What is asked:
Reproduce the records verbatim, from their first line through the line containing "plain-text: 何时积攒下的那些东西，积攒那么多油，又是何意。 (131, 249, 497, 267)", with both ends included.

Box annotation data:
+++

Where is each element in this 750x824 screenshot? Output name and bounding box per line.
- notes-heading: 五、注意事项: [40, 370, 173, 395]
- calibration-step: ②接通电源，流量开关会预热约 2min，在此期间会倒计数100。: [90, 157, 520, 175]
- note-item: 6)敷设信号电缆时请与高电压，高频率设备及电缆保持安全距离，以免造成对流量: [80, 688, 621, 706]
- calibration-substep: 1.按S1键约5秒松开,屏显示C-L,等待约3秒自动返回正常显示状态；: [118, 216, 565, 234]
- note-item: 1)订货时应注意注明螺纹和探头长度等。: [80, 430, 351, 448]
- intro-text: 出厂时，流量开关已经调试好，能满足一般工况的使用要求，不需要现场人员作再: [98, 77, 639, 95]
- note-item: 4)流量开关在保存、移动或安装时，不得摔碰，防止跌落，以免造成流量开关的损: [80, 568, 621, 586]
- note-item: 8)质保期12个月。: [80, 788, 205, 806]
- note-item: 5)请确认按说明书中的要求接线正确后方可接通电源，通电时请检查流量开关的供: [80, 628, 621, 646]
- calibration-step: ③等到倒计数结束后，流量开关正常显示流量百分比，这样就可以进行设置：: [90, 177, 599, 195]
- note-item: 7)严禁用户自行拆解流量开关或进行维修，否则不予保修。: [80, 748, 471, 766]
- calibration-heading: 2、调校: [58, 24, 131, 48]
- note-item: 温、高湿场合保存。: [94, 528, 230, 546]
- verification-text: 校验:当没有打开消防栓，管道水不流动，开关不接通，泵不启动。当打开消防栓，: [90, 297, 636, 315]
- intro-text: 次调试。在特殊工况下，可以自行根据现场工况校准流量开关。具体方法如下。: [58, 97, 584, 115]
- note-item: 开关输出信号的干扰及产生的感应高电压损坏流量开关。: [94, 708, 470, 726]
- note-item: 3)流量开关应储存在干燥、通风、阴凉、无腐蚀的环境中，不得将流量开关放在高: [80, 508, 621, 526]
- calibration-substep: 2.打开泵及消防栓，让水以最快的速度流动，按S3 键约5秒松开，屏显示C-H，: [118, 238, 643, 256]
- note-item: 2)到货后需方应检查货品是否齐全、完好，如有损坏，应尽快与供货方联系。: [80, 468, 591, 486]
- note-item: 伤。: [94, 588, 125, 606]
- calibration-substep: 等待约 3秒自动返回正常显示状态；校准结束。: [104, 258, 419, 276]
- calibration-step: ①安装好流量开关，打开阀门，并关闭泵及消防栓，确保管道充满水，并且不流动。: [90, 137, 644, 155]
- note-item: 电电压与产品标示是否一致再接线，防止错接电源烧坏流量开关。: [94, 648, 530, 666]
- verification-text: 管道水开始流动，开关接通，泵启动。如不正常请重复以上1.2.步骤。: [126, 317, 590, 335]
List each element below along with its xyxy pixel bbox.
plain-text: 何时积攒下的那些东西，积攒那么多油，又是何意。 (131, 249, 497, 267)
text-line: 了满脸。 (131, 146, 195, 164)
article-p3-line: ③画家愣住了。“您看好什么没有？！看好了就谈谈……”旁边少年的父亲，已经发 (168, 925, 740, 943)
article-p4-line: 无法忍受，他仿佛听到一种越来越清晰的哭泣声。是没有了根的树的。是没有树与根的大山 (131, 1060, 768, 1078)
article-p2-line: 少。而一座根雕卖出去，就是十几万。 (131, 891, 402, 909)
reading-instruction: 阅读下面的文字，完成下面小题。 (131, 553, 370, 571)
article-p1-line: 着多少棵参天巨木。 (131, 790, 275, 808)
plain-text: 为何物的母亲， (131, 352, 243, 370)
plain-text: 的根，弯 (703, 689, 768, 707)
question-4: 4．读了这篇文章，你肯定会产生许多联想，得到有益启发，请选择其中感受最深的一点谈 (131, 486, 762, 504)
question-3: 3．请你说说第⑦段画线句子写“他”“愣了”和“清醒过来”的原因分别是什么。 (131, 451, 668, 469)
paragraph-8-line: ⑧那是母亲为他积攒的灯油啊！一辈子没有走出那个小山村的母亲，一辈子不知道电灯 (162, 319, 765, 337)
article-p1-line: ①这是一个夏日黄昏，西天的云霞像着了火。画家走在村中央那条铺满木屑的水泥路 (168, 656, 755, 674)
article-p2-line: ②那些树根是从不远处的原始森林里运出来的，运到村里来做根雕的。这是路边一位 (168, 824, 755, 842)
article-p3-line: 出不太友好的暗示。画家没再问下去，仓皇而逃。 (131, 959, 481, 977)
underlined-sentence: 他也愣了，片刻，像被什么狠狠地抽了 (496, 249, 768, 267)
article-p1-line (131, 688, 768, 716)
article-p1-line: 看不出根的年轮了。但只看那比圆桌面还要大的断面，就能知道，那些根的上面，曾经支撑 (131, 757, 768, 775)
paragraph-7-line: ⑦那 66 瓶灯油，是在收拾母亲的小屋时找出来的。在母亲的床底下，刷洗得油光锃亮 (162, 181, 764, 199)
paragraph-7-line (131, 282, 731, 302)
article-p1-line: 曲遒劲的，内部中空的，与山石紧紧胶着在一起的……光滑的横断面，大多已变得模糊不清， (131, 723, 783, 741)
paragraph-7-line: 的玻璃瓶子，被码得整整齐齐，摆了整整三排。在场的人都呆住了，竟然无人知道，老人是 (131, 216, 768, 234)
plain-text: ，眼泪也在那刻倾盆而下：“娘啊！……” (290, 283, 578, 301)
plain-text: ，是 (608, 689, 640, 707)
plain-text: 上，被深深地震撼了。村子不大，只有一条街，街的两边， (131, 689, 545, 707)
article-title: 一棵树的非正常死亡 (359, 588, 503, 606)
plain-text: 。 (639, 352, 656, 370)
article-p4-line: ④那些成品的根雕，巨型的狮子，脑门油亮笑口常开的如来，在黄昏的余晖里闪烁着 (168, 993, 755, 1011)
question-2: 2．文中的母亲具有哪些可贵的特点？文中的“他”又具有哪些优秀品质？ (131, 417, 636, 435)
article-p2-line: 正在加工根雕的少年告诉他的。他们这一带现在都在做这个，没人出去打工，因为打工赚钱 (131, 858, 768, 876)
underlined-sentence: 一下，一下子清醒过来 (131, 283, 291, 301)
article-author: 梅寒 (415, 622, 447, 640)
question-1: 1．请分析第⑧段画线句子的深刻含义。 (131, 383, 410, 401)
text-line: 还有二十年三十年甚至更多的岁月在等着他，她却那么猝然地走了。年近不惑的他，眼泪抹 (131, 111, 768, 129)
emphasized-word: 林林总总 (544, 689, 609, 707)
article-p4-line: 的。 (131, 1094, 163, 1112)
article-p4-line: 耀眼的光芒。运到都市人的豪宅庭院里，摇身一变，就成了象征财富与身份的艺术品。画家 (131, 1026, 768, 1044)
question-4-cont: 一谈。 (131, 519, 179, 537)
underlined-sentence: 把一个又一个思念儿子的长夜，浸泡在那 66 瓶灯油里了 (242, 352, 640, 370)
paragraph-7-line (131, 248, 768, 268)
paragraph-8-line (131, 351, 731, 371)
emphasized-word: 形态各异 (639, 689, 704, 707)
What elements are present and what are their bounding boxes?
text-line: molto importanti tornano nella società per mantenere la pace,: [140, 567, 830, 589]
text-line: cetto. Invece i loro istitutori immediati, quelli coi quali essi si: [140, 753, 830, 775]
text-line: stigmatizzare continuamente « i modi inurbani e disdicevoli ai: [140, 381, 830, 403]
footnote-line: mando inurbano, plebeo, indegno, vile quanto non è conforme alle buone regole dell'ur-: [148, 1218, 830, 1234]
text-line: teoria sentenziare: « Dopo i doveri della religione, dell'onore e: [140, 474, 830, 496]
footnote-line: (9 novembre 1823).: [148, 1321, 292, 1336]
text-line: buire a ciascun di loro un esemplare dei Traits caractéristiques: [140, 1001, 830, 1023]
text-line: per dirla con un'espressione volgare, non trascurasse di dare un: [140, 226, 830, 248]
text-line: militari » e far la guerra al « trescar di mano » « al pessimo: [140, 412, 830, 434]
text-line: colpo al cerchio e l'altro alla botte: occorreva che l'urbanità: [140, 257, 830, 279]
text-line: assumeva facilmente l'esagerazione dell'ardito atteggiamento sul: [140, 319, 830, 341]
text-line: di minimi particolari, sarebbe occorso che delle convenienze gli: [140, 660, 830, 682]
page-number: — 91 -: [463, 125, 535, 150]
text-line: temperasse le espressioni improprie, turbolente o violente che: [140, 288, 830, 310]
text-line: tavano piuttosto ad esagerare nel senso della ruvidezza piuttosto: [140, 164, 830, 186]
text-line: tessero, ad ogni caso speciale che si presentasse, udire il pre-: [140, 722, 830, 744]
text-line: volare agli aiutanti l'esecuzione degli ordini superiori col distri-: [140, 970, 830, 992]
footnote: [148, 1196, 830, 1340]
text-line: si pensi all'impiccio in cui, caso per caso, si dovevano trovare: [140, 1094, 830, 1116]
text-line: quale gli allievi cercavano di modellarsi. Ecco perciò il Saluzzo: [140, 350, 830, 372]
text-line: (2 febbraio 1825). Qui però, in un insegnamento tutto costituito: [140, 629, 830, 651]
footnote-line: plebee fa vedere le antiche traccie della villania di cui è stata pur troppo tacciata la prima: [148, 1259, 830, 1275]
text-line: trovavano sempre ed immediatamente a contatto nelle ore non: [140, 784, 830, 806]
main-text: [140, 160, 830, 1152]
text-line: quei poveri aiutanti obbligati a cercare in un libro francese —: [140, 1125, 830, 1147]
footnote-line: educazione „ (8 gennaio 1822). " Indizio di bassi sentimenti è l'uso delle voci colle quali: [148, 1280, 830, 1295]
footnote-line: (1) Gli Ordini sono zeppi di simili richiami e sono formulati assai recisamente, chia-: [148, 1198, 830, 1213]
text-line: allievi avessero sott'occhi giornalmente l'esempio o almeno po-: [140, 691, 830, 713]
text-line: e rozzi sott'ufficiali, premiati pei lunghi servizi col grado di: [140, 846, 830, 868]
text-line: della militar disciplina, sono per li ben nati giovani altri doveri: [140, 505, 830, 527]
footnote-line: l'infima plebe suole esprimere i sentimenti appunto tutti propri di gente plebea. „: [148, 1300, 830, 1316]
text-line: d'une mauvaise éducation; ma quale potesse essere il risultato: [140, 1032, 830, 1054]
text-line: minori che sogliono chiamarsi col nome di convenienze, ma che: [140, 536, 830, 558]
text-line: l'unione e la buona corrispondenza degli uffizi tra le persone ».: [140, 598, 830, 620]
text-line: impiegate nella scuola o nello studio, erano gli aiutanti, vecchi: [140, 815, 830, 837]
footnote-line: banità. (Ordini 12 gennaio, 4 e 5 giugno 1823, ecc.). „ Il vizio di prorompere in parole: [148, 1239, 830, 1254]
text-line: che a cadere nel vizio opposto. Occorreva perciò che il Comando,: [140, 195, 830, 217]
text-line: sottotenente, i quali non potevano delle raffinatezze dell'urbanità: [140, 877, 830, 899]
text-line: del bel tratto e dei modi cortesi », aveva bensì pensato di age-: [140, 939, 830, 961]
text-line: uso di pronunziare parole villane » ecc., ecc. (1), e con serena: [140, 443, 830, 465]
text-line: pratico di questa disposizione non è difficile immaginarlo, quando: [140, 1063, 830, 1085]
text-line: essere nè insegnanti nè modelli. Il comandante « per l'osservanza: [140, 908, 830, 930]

+++

The solution:
Where is each element in this 750x824 screenshot? Output name and bounding box per line.
- notes-heading: 五、注意事项: [40, 370, 173, 395]
- calibration-step: ②接通电源，流量开关会预热约 2min，在此期间会倒计数100。: [90, 157, 520, 175]
- note-item: 6)敷设信号电缆时请与高电压，高频率设备及电缆保持安全距离，以免造成对流量: [80, 688, 621, 706]
- calibration-substep: 1.按S1键约5秒松开,屏显示C-L,等待约3秒自动返回正常显示状态；: [118, 216, 565, 234]
- note-item: 1)订货时应注意注明螺纹和探头长度等。: [80, 430, 351, 448]
- intro-text: 出厂时，流量开关已经调试好，能满足一般工况的使用要求，不需要现场人员作再: [98, 77, 639, 95]
- note-item: 4)流量开关在保存、移动或安装时，不得摔碰，防止跌落，以免造成流量开关的损: [80, 568, 621, 586]
- note-item: 8)质保期12个月。: [80, 788, 205, 806]
- note-item: 5)请确认按说明书中的要求接线正确后方可接通电源，通电时请检查流量开关的供: [80, 628, 621, 646]
- calibration-step: ③等到倒计数结束后，流量开关正常显示流量百分比，这样就可以进行设置：: [90, 177, 599, 195]
- note-item: 7)严禁用户自行拆解流量开关或进行维修，否则不予保修。: [80, 748, 471, 766]
- calibration-heading: 2、调校: [58, 24, 131, 48]
- note-item: 温、高湿场合保存。: [94, 528, 230, 546]
- verification-text: 校验:当没有打开消防栓，管道水不流动，开关不接通，泵不启动。当打开消防栓，: [90, 297, 636, 315]
- intro-text: 次调试。在特殊工况下，可以自行根据现场工况校准流量开关。具体方法如下。: [58, 97, 584, 115]
- note-item: 开关输出信号的干扰及产生的感应高电压损坏流量开关。: [94, 708, 470, 726]
- note-item: 3)流量开关应储存在干燥、通风、阴凉、无腐蚀的环境中，不得将流量开关放在高: [80, 508, 621, 526]
- calibration-substep: 2.打开泵及消防栓，让水以最快的速度流动，按S3 键约5秒松开，屏显示C-H，: [118, 238, 643, 256]
- note-item: 2)到货后需方应检查货品是否齐全、完好，如有损坏，应尽快与供货方联系。: [80, 468, 591, 486]
- note-item: 伤。: [94, 588, 125, 606]
- calibration-substep: 等待约 3秒自动返回正常显示状态；校准结束。: [104, 258, 419, 276]
- calibration-step: ①安装好流量开关，打开阀门，并关闭泵及消防栓，确保管道充满水，并且不流动。: [90, 137, 644, 155]
- note-item: 电电压与产品标示是否一致再接线，防止错接电源烧坏流量开关。: [94, 648, 530, 666]
- verification-text: 管道水开始流动，开关接通，泵启动。如不正常请重复以上1.2.步骤。: [126, 317, 590, 335]
List each element below along with its xyxy pixel bbox.
plain-text: 何时积攒下的那些东西，积攒那么多油，又是何意。 (131, 249, 497, 267)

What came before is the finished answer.